To do — Retype each line of the material exactly, please, skipping any picture in it.

=== Data in this exercise ===

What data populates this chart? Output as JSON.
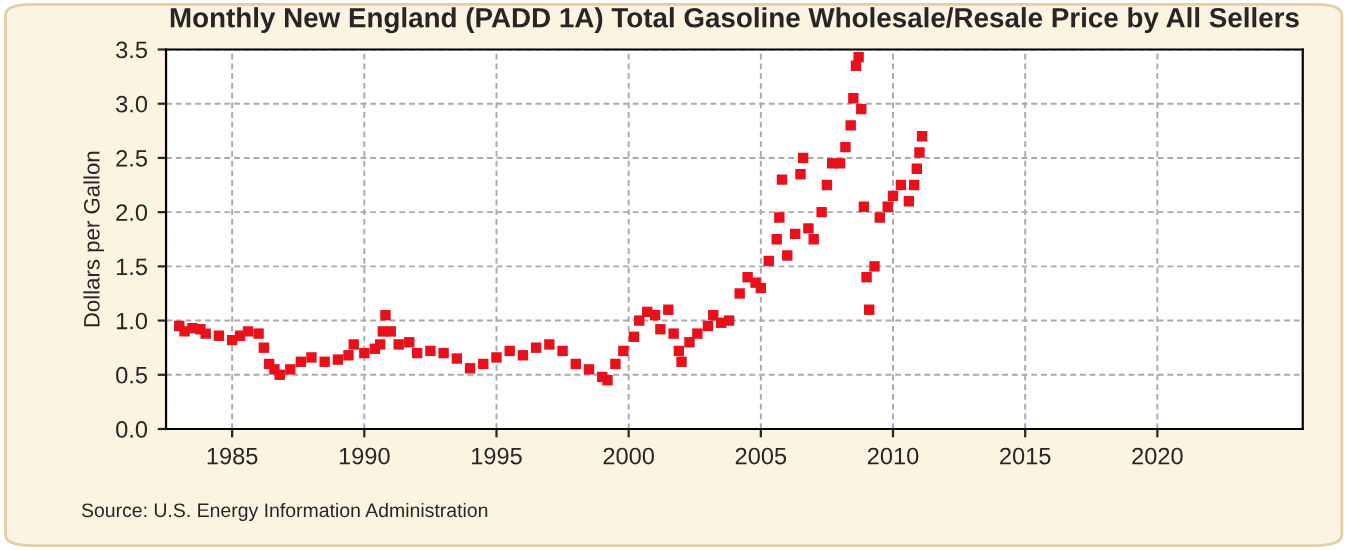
{
  "chart_data": {
    "type": "scatter",
    "title": "Monthly New England (PADD 1A) Total Gasoline Wholesale/Resale Price by All Sellers",
    "ylabel": "Dollars per Gallon",
    "annotations": [
      "Source: U.S. Energy Information Administration"
    ],
    "x": [
      1983.0,
      1983.2,
      1983.5,
      1983.8,
      1984.0,
      1984.5,
      1985.0,
      1985.3,
      1985.6,
      1986.0,
      1986.2,
      1986.4,
      1986.6,
      1986.8,
      1987.2,
      1987.6,
      1988.0,
      1988.5,
      1989.0,
      1989.4,
      1989.6,
      1990.0,
      1990.4,
      1990.6,
      1990.7,
      1990.8,
      1991.0,
      1991.3,
      1991.7,
      1992.0,
      1992.5,
      1993.0,
      1993.5,
      1994.0,
      1994.5,
      1995.0,
      1995.5,
      1996.0,
      1996.5,
      1997.0,
      1997.5,
      1998.0,
      1998.5,
      1999.0,
      1999.2,
      1999.5,
      1999.8,
      2000.2,
      2000.4,
      2000.7,
      2001.0,
      2001.2,
      2001.5,
      2001.7,
      2001.9,
      2002.0,
      2002.3,
      2002.6,
      2003.0,
      2003.2,
      2003.5,
      2003.8,
      2004.2,
      2004.5,
      2004.8,
      2005.0,
      2005.3,
      2005.6,
      2005.7,
      2005.8,
      2006.0,
      2006.3,
      2006.5,
      2006.6,
      2006.8,
      2007.0,
      2007.3,
      2007.5,
      2007.7,
      2008.0,
      2008.2,
      2008.4,
      2008.5,
      2008.6,
      2008.7,
      2008.8,
      2008.9,
      2009.0,
      2009.1,
      2009.3,
      2009.5,
      2009.8,
      2010.0,
      2010.3,
      2010.6,
      2010.8,
      2010.9,
      2011.0,
      2011.1
    ],
    "series": [
      {
        "color": "#e8101a",
        "values": [
          0.95,
          0.9,
          0.93,
          0.92,
          0.88,
          0.86,
          0.82,
          0.86,
          0.9,
          0.88,
          0.75,
          0.6,
          0.55,
          0.5,
          0.55,
          0.62,
          0.66,
          0.62,
          0.64,
          0.68,
          0.78,
          0.7,
          0.74,
          0.78,
          0.9,
          1.05,
          0.9,
          0.78,
          0.8,
          0.7,
          0.72,
          0.7,
          0.65,
          0.56,
          0.6,
          0.66,
          0.72,
          0.68,
          0.75,
          0.78,
          0.72,
          0.6,
          0.55,
          0.48,
          0.45,
          0.6,
          0.72,
          0.85,
          1.0,
          1.08,
          1.05,
          0.92,
          1.1,
          0.88,
          0.72,
          0.62,
          0.8,
          0.88,
          0.95,
          1.05,
          0.98,
          1.0,
          1.25,
          1.4,
          1.35,
          1.3,
          1.55,
          1.75,
          1.95,
          2.3,
          1.6,
          1.8,
          2.35,
          2.5,
          1.85,
          1.75,
          2.0,
          2.25,
          2.45,
          2.45,
          2.6,
          2.8,
          3.05,
          3.35,
          3.43,
          2.95,
          2.05,
          1.4,
          1.1,
          1.5,
          1.95,
          2.05,
          2.15,
          2.25,
          2.1,
          2.25,
          2.4,
          2.55,
          2.7
        ]
      }
    ],
    "xlim": [
      1982.5,
      2025.5
    ],
    "xticks": [
      1985,
      1990,
      1995,
      2000,
      2005,
      2010,
      2015,
      2020
    ],
    "ylim": [
      0,
      3.5
    ],
    "yticks": [
      {
        "value": 0,
        "label": "0.0"
      },
      {
        "value": 0.5,
        "label": "0.5"
      },
      {
        "value": 1,
        "label": "1.0"
      },
      {
        "value": 1.5,
        "label": "1.5"
      },
      {
        "value": 2,
        "label": "2.0"
      },
      {
        "value": 2.5,
        "label": "2.5"
      },
      {
        "value": 3,
        "label": "3.0"
      },
      {
        "value": 3.5,
        "label": "3.5"
      }
    ],
    "grid": true,
    "marker": "square"
  }
}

===

Exercise response —
What data populates this chart? Output as JSON.
{
  "chart_data": {
    "type": "scatter",
    "title": "Monthly New England (PADD 1A) Total Gasoline Wholesale/Resale Price by All Sellers",
    "ylabel": "Dollars per Gallon",
    "annotations": [
      "Source: U.S. Energy Information Administration"
    ],
    "x": [
      1983.0,
      1983.2,
      1983.5,
      1983.8,
      1984.0,
      1984.5,
      1985.0,
      1985.3,
      1985.6,
      1986.0,
      1986.2,
      1986.4,
      1986.6,
      1986.8,
      1987.2,
      1987.6,
      1988.0,
      1988.5,
      1989.0,
      1989.4,
      1989.6,
      1990.0,
      1990.4,
      1990.6,
      1990.7,
      1990.8,
      1991.0,
      1991.3,
      1991.7,
      1992.0,
      1992.5,
      1993.0,
      1993.5,
      1994.0,
      1994.5,
      1995.0,
      1995.5,
      1996.0,
      1996.5,
      1997.0,
      1997.5,
      1998.0,
      1998.5,
      1999.0,
      1999.2,
      1999.5,
      1999.8,
      2000.2,
      2000.4,
      2000.7,
      2001.0,
      2001.2,
      2001.5,
      2001.7,
      2001.9,
      2002.0,
      2002.3,
      2002.6,
      2003.0,
      2003.2,
      2003.5,
      2003.8,
      2004.2,
      2004.5,
      2004.8,
      2005.0,
      2005.3,
      2005.6,
      2005.7,
      2005.8,
      2006.0,
      2006.3,
      2006.5,
      2006.6,
      2006.8,
      2007.0,
      2007.3,
      2007.5,
      2007.7,
      2008.0,
      2008.2,
      2008.4,
      2008.5,
      2008.6,
      2008.7,
      2008.8,
      2008.9,
      2009.0,
      2009.1,
      2009.3,
      2009.5,
      2009.8,
      2010.0,
      2010.3,
      2010.6,
      2010.8,
      2010.9,
      2011.0,
      2011.1
    ],
    "series": [
      {
        "color": "#e8101a",
        "values": [
          0.95,
          0.9,
          0.93,
          0.92,
          0.88,
          0.86,
          0.82,
          0.86,
          0.9,
          0.88,
          0.75,
          0.6,
          0.55,
          0.5,
          0.55,
          0.62,
          0.66,
          0.62,
          0.64,
          0.68,
          0.78,
          0.7,
          0.74,
          0.78,
          0.9,
          1.05,
          0.9,
          0.78,
          0.8,
          0.7,
          0.72,
          0.7,
          0.65,
          0.56,
          0.6,
          0.66,
          0.72,
          0.68,
          0.75,
          0.78,
          0.72,
          0.6,
          0.55,
          0.48,
          0.45,
          0.6,
          0.72,
          0.85,
          1.0,
          1.08,
          1.05,
          0.92,
          1.1,
          0.88,
          0.72,
          0.62,
          0.8,
          0.88,
          0.95,
          1.05,
          0.98,
          1.0,
          1.25,
          1.4,
          1.35,
          1.3,
          1.55,
          1.75,
          1.95,
          2.3,
          1.6,
          1.8,
          2.35,
          2.5,
          1.85,
          1.75,
          2.0,
          2.25,
          2.45,
          2.45,
          2.6,
          2.8,
          3.05,
          3.35,
          3.43,
          2.95,
          2.05,
          1.4,
          1.1,
          1.5,
          1.95,
          2.05,
          2.15,
          2.25,
          2.1,
          2.25,
          2.4,
          2.55,
          2.7
        ]
      }
    ],
    "xlim": [
      1982.5,
      2025.5
    ],
    "xticks": [
      1985,
      1990,
      1995,
      2000,
      2005,
      2010,
      2015,
      2020
    ],
    "ylim": [
      0,
      3.5
    ],
    "yticks": [
      {
        "value": 0,
        "label": "0.0"
      },
      {
        "value": 0.5,
        "label": "0.5"
      },
      {
        "value": 1,
        "label": "1.0"
      },
      {
        "value": 1.5,
        "label": "1.5"
      },
      {
        "value": 2,
        "label": "2.0"
      },
      {
        "value": 2.5,
        "label": "2.5"
      },
      {
        "value": 3,
        "label": "3.0"
      },
      {
        "value": 3.5,
        "label": "3.5"
      }
    ],
    "grid": true,
    "marker": "square"
  }
}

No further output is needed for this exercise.